> EXERCISE INPUT:

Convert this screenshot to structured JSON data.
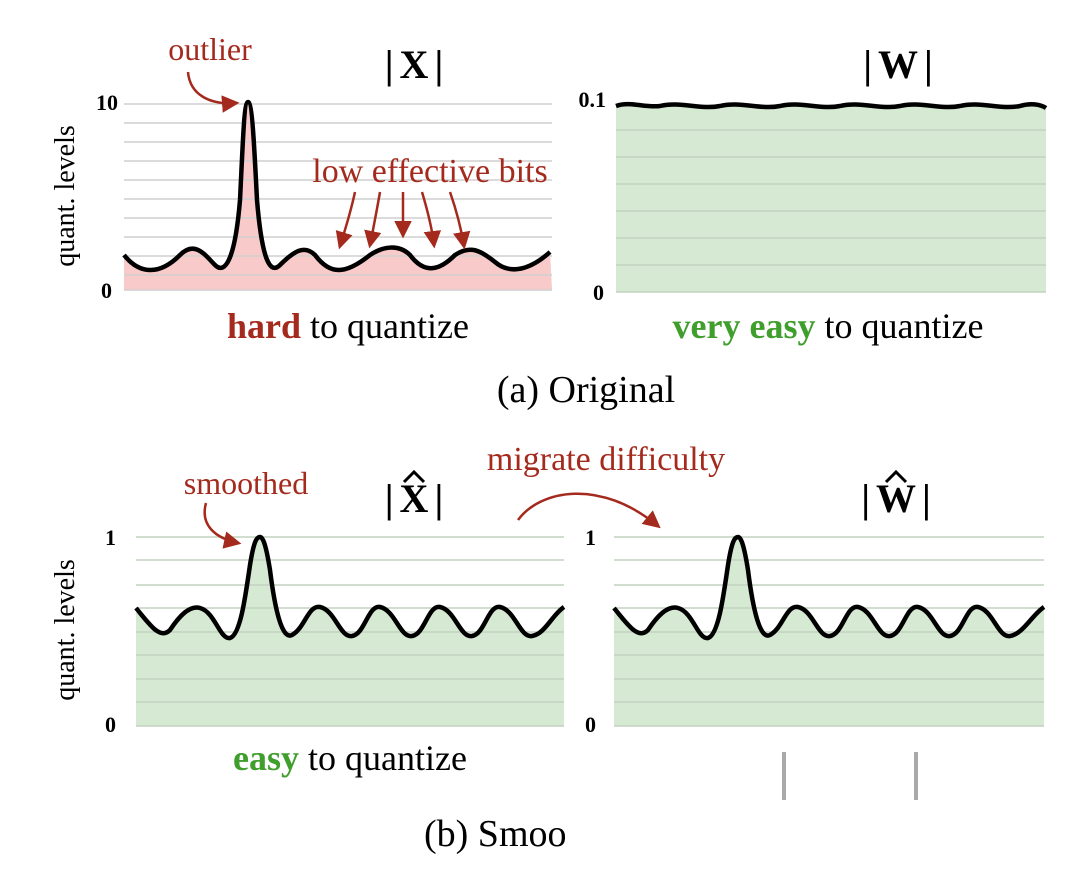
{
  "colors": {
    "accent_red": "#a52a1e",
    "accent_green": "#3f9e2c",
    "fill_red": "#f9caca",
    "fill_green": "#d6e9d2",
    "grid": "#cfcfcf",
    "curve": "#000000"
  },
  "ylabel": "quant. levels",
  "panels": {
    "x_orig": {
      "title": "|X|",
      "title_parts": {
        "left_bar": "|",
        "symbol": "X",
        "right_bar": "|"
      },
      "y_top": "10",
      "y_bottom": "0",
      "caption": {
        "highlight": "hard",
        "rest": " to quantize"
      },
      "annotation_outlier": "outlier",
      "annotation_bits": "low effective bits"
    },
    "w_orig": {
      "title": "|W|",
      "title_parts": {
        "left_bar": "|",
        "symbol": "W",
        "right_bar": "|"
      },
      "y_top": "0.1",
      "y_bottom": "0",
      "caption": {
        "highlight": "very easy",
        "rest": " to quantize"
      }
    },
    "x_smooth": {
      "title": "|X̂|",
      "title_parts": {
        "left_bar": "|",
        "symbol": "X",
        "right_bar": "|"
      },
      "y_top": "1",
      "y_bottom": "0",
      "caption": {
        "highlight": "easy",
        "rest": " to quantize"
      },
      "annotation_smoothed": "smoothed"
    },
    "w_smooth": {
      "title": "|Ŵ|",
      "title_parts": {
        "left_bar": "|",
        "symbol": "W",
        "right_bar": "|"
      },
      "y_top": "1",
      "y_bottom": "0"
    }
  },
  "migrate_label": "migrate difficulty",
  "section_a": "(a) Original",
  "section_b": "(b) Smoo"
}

> WHAT YOU NEED TO DO: Give an exact reproduction of every line, leaving out any picture.

> IN RESPONSE:
Convert this screenshot to structured JSON data.
{
  "colors": {
    "accent_red": "#a52a1e",
    "accent_green": "#3f9e2c",
    "fill_red": "#f9caca",
    "fill_green": "#d6e9d2",
    "grid": "#cfcfcf",
    "curve": "#000000"
  },
  "ylabel": "quant. levels",
  "panels": {
    "x_orig": {
      "title": "|X|",
      "title_parts": {
        "left_bar": "|",
        "symbol": "X",
        "right_bar": "|"
      },
      "y_top": "10",
      "y_bottom": "0",
      "caption": {
        "highlight": "hard",
        "rest": " to quantize"
      },
      "annotation_outlier": "outlier",
      "annotation_bits": "low effective bits"
    },
    "w_orig": {
      "title": "|W|",
      "title_parts": {
        "left_bar": "|",
        "symbol": "W",
        "right_bar": "|"
      },
      "y_top": "0.1",
      "y_bottom": "0",
      "caption": {
        "highlight": "very easy",
        "rest": " to quantize"
      }
    },
    "x_smooth": {
      "title": "|X̂|",
      "title_parts": {
        "left_bar": "|",
        "symbol": "X",
        "right_bar": "|"
      },
      "y_top": "1",
      "y_bottom": "0",
      "caption": {
        "highlight": "easy",
        "rest": " to quantize"
      },
      "annotation_smoothed": "smoothed"
    },
    "w_smooth": {
      "title": "|Ŵ|",
      "title_parts": {
        "left_bar": "|",
        "symbol": "W",
        "right_bar": "|"
      },
      "y_top": "1",
      "y_bottom": "0"
    }
  },
  "migrate_label": "migrate difficulty",
  "section_a": "(a) Original",
  "section_b": "(b) Smoo"
}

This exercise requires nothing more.